== Data listing ==
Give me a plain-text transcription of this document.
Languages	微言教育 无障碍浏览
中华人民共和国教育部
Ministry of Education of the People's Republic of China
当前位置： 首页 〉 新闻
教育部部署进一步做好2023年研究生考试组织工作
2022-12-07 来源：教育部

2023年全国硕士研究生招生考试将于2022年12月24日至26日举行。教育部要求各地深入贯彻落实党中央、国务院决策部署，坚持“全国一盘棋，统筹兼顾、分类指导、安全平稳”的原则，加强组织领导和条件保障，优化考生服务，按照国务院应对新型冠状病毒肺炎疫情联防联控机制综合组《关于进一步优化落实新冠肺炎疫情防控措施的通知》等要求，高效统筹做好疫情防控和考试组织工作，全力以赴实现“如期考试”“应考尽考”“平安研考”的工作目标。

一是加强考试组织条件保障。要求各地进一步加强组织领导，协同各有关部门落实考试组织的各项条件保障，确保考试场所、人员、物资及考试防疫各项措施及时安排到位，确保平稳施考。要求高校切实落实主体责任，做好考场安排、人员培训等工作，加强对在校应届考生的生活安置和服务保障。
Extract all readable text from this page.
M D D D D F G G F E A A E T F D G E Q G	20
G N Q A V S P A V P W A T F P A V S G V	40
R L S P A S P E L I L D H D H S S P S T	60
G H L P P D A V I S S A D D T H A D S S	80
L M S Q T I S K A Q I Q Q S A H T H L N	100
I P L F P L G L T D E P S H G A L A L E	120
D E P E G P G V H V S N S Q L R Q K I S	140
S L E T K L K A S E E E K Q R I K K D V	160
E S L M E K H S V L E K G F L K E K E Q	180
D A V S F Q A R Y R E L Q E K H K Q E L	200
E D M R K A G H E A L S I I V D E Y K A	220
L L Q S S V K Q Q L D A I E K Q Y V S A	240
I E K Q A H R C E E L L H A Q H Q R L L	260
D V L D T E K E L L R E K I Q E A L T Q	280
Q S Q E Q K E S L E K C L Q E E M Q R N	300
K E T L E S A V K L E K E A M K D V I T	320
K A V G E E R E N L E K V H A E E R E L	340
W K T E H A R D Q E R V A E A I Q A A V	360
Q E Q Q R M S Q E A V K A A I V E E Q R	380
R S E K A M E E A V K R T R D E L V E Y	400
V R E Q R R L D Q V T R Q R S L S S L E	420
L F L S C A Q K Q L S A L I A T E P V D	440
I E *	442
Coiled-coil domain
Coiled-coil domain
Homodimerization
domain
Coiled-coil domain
===
### Stated exercise
Output the listing above word for word.

### Finished answer
Give me a plain-text transcription of this document.
Languages	微言教育 无障碍浏览
中华人民共和国教育部
Ministry of Education of the People's Republic of China
当前位置： 首页 〉 新闻
教育部部署进一步做好2023年研究生考试组织工作
2022-12-07 来源：教育部

2023年全国硕士研究生招生考试将于2022年12月24日至26日举行。教育部要求各地深入贯彻落实党中央、国务院决策部署，坚持“全国一盘棋，统筹兼顾、分类指导、安全平稳”的原则，加强组织领导和条件保障，优化考生服务，按照国务院应对新型冠状病毒肺炎疫情联防联控机制综合组《关于进一步优化落实新冠肺炎疫情防控措施的通知》等要求，高效统筹做好疫情防控和考试组织工作，全力以赴实现“如期考试”“应考尽考”“平安研考”的工作目标。

一是加强考试组织条件保障。要求各地进一步加强组织领导，协同各有关部门落实考试组织的各项条件保障，确保考试场所、人员、物资及考试防疫各项措施及时安排到位，确保平稳施考。要求高校切实落实主体责任，做好考场安排、人员培训等工作，加强对在校应届考生的生活安置和服务保障。
Extract all readable text from this page.
M D D D D F G G F E A A E T F D G E Q G	20
G N Q A V S P A V P W A T F P A V S G V	40
R L S P A S P E L I L D H D H S S P S T	60
G H L P P D A V I S S A D D T H A D S S	80
L M S Q T I S K A Q I Q Q S A H T H L N	100
I P L F P L G L T D E P S H G A L A L E	120
D E P E G P G V H V S N S Q L R Q K I S	140
S L E T K L K A S E E E K Q R I K K D V	160
E S L M E K H S V L E K G F L K E K E Q	180
D A V S F Q A R Y R E L Q E K H K Q E L	200
E D M R K A G H E A L S I I V D E Y K A	220
L L Q S S V K Q Q L D A I E K Q Y V S A	240
I E K Q A H R C E E L L H A Q H Q R L L	260
D V L D T E K E L L R E K I Q E A L T Q	280
Q S Q E Q K E S L E K C L Q E E M Q R N	300
K E T L E S A V K L E K E A M K D V I T	320
K A V G E E R E N L E K V H A E E R E L	340
W K T E H A R D Q E R V A E A I Q A A V	360
Q E Q Q R M S Q E A V K A A I V E E Q R	380
R S E K A M E E A V K R T R D E L V E Y	400
V R E Q R R L D Q V T R Q R S L S S L E	420
L F L S C A Q K Q L S A L I A T E P V D	440
I E *	442
Coiled-coil domain
Coiled-coil domain
Homodimerization
domain
Coiled-coil domain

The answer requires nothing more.